Source records:
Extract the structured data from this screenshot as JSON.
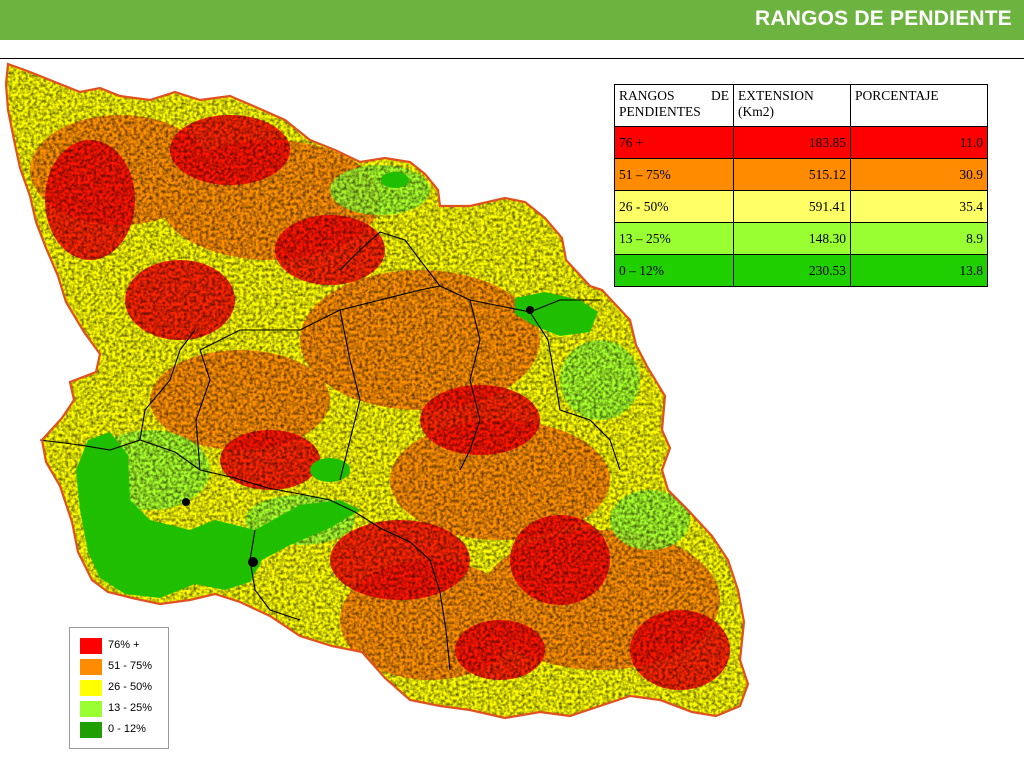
{
  "header": {
    "title": "RANGOS DE PENDIENTE"
  },
  "colors": {
    "header_bg": "#6db33f",
    "class_76_plus": "#ff0000",
    "class_51_75": "#ff8c00",
    "class_26_50": "#ffff00",
    "class_13_25": "#99ff33",
    "class_0_12": "#1fbf00",
    "boundary": "#e05020"
  },
  "table": {
    "headers": [
      "RANGOS DE PENDIENTES",
      "EXTENSION (Km2)",
      "PORCENTAJE"
    ],
    "rows": [
      {
        "range": "76 +",
        "extension": "183.85",
        "percent": "11.0"
      },
      {
        "range": "51 – 75%",
        "extension": "515.12",
        "percent": "30.9"
      },
      {
        "range": "26 - 50%",
        "extension": "591.41",
        "percent": "35.4"
      },
      {
        "range": "13 – 25%",
        "extension": "148.30",
        "percent": "8.9"
      },
      {
        "range": "0 – 12%",
        "extension": "230.53",
        "percent": "13.8"
      }
    ]
  },
  "legend": {
    "items": [
      {
        "label": "76% +",
        "color": "#ff0000"
      },
      {
        "label": "51 - 75%",
        "color": "#ff8c00"
      },
      {
        "label": "26 - 50%",
        "color": "#ffff00"
      },
      {
        "label": "13 - 25%",
        "color": "#99ff33"
      },
      {
        "label": "0 - 12%",
        "color": "#1fbf00"
      }
    ]
  }
}
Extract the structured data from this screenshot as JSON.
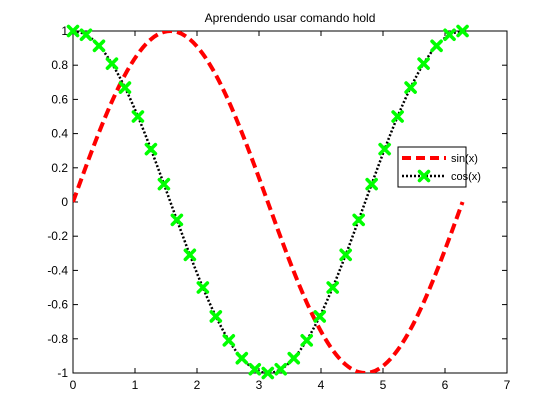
{
  "chart_data": {
    "type": "line",
    "title": "Aprendendo usar comando hold",
    "xlabel": "",
    "ylabel": "",
    "xlim": [
      0,
      7
    ],
    "ylim": [
      -1,
      1
    ],
    "xticks": [
      "0",
      "1",
      "2",
      "3",
      "4",
      "5",
      "6",
      "7"
    ],
    "yticks": [
      "1",
      "0.8",
      "0.6",
      "0.4",
      "0.2",
      "0",
      "-0.2",
      "-0.4",
      "-0.6",
      "-0.8",
      "-1"
    ],
    "grid": false,
    "legend_position": "right",
    "series": [
      {
        "name": "sin(x)",
        "style": "dashed",
        "marker": "none",
        "color": "#ff0000",
        "x": [
          0,
          0.2094,
          0.4189,
          0.6283,
          0.8378,
          1.0472,
          1.2566,
          1.4661,
          1.6755,
          1.885,
          2.0944,
          2.3038,
          2.5133,
          2.7227,
          2.9322,
          3.1416,
          3.351,
          3.5605,
          3.7699,
          3.9794,
          4.1888,
          4.3982,
          4.6077,
          4.8171,
          5.0265,
          5.236,
          5.4454,
          5.6549,
          5.8643,
          6.0737,
          6.2832
        ],
        "y": [
          0,
          0.2079,
          0.4067,
          0.5878,
          0.7431,
          0.866,
          0.9511,
          0.9945,
          0.9945,
          0.9511,
          0.866,
          0.7431,
          0.5878,
          0.4067,
          0.2079,
          0,
          -0.2079,
          -0.4067,
          -0.5878,
          -0.7431,
          -0.866,
          -0.9511,
          -0.9945,
          -0.9945,
          -0.9511,
          -0.866,
          -0.7431,
          -0.5878,
          -0.4067,
          -0.2079,
          0
        ]
      },
      {
        "name": "cos(x)",
        "style": "dotted",
        "marker": "x",
        "color": "#000000",
        "marker_color": "#00ff00",
        "x": [
          0,
          0.2094,
          0.4189,
          0.6283,
          0.8378,
          1.0472,
          1.2566,
          1.4661,
          1.6755,
          1.885,
          2.0944,
          2.3038,
          2.5133,
          2.7227,
          2.9322,
          3.1416,
          3.351,
          3.5605,
          3.7699,
          3.9794,
          4.1888,
          4.3982,
          4.6077,
          4.8171,
          5.0265,
          5.236,
          5.4454,
          5.6549,
          5.8643,
          6.0737,
          6.2832
        ],
        "y": [
          1,
          0.9781,
          0.9135,
          0.809,
          0.6691,
          0.5,
          0.309,
          0.1045,
          -0.1045,
          -0.309,
          -0.5,
          -0.6691,
          -0.809,
          -0.9135,
          -0.9781,
          -1,
          -0.9781,
          -0.9135,
          -0.809,
          -0.6691,
          -0.5,
          -0.309,
          -0.1045,
          0.1045,
          0.309,
          0.5,
          0.6691,
          0.809,
          0.9135,
          0.9781,
          1
        ]
      }
    ]
  }
}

◆ Exercise goal
Would you return the data exactly as written, without the pictures?

◆ Answer to the task
Extract the structured data from this screenshot as JSON.
{
  "header": {
    "title": "RANGOS DE PENDIENTE"
  },
  "colors": {
    "header_bg": "#6db33f",
    "class_76_plus": "#ff0000",
    "class_51_75": "#ff8c00",
    "class_26_50": "#ffff00",
    "class_13_25": "#99ff33",
    "class_0_12": "#1fbf00",
    "boundary": "#e05020"
  },
  "table": {
    "headers": [
      "RANGOS DE PENDIENTES",
      "EXTENSION (Km2)",
      "PORCENTAJE"
    ],
    "rows": [
      {
        "range": "76 +",
        "extension": "183.85",
        "percent": "11.0"
      },
      {
        "range": "51 – 75%",
        "extension": "515.12",
        "percent": "30.9"
      },
      {
        "range": "26 - 50%",
        "extension": "591.41",
        "percent": "35.4"
      },
      {
        "range": "13 – 25%",
        "extension": "148.30",
        "percent": "8.9"
      },
      {
        "range": "0 – 12%",
        "extension": "230.53",
        "percent": "13.8"
      }
    ]
  },
  "legend": {
    "items": [
      {
        "label": "76% +",
        "color": "#ff0000"
      },
      {
        "label": "51 - 75%",
        "color": "#ff8c00"
      },
      {
        "label": "26 - 50%",
        "color": "#ffff00"
      },
      {
        "label": "13 - 25%",
        "color": "#99ff33"
      },
      {
        "label": "0 - 12%",
        "color": "#1fbf00"
      }
    ]
  }
}
Extract the structured data from this screenshot as JSON.
{
  "chart_data": {
    "type": "line",
    "title": "Aprendendo usar comando hold",
    "xlabel": "",
    "ylabel": "",
    "xlim": [
      0,
      7
    ],
    "ylim": [
      -1,
      1
    ],
    "xticks": [
      "0",
      "1",
      "2",
      "3",
      "4",
      "5",
      "6",
      "7"
    ],
    "yticks": [
      "1",
      "0.8",
      "0.6",
      "0.4",
      "0.2",
      "0",
      "-0.2",
      "-0.4",
      "-0.6",
      "-0.8",
      "-1"
    ],
    "grid": false,
    "legend_position": "right",
    "series": [
      {
        "name": "sin(x)",
        "style": "dashed",
        "marker": "none",
        "color": "#ff0000",
        "x": [
          0,
          0.2094,
          0.4189,
          0.6283,
          0.8378,
          1.0472,
          1.2566,
          1.4661,
          1.6755,
          1.885,
          2.0944,
          2.3038,
          2.5133,
          2.7227,
          2.9322,
          3.1416,
          3.351,
          3.5605,
          3.7699,
          3.9794,
          4.1888,
          4.3982,
          4.6077,
          4.8171,
          5.0265,
          5.236,
          5.4454,
          5.6549,
          5.8643,
          6.0737,
          6.2832
        ],
        "y": [
          0,
          0.2079,
          0.4067,
          0.5878,
          0.7431,
          0.866,
          0.9511,
          0.9945,
          0.9945,
          0.9511,
          0.866,
          0.7431,
          0.5878,
          0.4067,
          0.2079,
          0,
          -0.2079,
          -0.4067,
          -0.5878,
          -0.7431,
          -0.866,
          -0.9511,
          -0.9945,
          -0.9945,
          -0.9511,
          -0.866,
          -0.7431,
          -0.5878,
          -0.4067,
          -0.2079,
          0
        ]
      },
      {
        "name": "cos(x)",
        "style": "dotted",
        "marker": "x",
        "color": "#000000",
        "marker_color": "#00ff00",
        "x": [
          0,
          0.2094,
          0.4189,
          0.6283,
          0.8378,
          1.0472,
          1.2566,
          1.4661,
          1.6755,
          1.885,
          2.0944,
          2.3038,
          2.5133,
          2.7227,
          2.9322,
          3.1416,
          3.351,
          3.5605,
          3.7699,
          3.9794,
          4.1888,
          4.3982,
          4.6077,
          4.8171,
          5.0265,
          5.236,
          5.4454,
          5.6549,
          5.8643,
          6.0737,
          6.2832
        ],
        "y": [
          1,
          0.9781,
          0.9135,
          0.809,
          0.6691,
          0.5,
          0.309,
          0.1045,
          -0.1045,
          -0.309,
          -0.5,
          -0.6691,
          -0.809,
          -0.9135,
          -0.9781,
          -1,
          -0.9781,
          -0.9135,
          -0.809,
          -0.6691,
          -0.5,
          -0.309,
          -0.1045,
          0.1045,
          0.309,
          0.5,
          0.6691,
          0.809,
          0.9135,
          0.9781,
          1
        ]
      }
    ]
  }
}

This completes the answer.